>> START
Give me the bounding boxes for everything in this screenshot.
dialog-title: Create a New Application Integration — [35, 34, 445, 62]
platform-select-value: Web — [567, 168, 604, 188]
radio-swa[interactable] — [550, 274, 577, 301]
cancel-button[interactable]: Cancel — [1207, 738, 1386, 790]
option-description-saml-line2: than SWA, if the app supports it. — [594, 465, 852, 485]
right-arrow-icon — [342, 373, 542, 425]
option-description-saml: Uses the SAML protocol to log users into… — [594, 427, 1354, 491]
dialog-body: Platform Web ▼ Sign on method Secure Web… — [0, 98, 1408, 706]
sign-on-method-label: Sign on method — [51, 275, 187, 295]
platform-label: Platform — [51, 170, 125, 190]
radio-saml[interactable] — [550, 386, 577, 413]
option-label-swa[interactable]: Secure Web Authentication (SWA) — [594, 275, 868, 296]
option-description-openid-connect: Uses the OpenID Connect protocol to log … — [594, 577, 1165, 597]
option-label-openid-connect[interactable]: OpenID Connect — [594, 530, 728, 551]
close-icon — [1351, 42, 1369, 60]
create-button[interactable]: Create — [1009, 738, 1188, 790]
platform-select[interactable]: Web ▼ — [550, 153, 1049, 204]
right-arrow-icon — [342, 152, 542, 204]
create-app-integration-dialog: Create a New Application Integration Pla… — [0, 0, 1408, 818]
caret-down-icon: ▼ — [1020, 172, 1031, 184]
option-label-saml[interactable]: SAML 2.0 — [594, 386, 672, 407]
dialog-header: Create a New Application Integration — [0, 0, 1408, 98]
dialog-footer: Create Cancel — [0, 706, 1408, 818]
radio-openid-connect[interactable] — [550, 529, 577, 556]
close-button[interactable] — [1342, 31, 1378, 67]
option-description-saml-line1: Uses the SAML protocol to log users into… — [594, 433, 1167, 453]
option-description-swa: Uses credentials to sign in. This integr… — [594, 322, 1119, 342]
>> END
What you have to do:
Please write out all of the rows again, substituting "arrow-icon" for every "right-arrow-icon" and keeping everything else the same.

Answer for the task:
Give me the bounding boxes for everything in this screenshot.
dialog-title: Create a New Application Integration — [35, 34, 445, 62]
platform-select-value: Web — [567, 168, 604, 188]
radio-swa[interactable] — [550, 274, 577, 301]
cancel-button[interactable]: Cancel — [1207, 738, 1386, 790]
option-description-saml-line2: than SWA, if the app supports it. — [594, 465, 852, 485]
arrow-icon — [342, 373, 542, 425]
option-description-saml: Uses the SAML protocol to log users into… — [594, 427, 1354, 491]
dialog-body: Platform Web ▼ Sign on method Secure Web… — [0, 98, 1408, 706]
sign-on-method-label: Sign on method — [51, 275, 187, 295]
platform-label: Platform — [51, 170, 125, 190]
radio-saml[interactable] — [550, 386, 577, 413]
option-label-swa[interactable]: Secure Web Authentication (SWA) — [594, 275, 868, 296]
option-description-openid-connect: Uses the OpenID Connect protocol to log … — [594, 577, 1165, 597]
option-label-openid-connect[interactable]: OpenID Connect — [594, 530, 728, 551]
close-icon — [1351, 42, 1369, 60]
create-button[interactable]: Create — [1009, 738, 1188, 790]
platform-select[interactable]: Web ▼ — [550, 153, 1049, 204]
arrow-icon — [342, 152, 542, 204]
create-app-integration-dialog: Create a New Application Integration Pla… — [0, 0, 1408, 818]
caret-down-icon: ▼ — [1020, 172, 1031, 184]
option-label-saml[interactable]: SAML 2.0 — [594, 386, 672, 407]
dialog-header: Create a New Application Integration — [0, 0, 1408, 98]
dialog-footer: Create Cancel — [0, 706, 1408, 818]
radio-openid-connect[interactable] — [550, 529, 577, 556]
close-button[interactable] — [1342, 31, 1378, 67]
option-description-saml-line1: Uses the SAML protocol to log users into… — [594, 433, 1167, 453]
option-description-swa: Uses credentials to sign in. This integr… — [594, 322, 1119, 342]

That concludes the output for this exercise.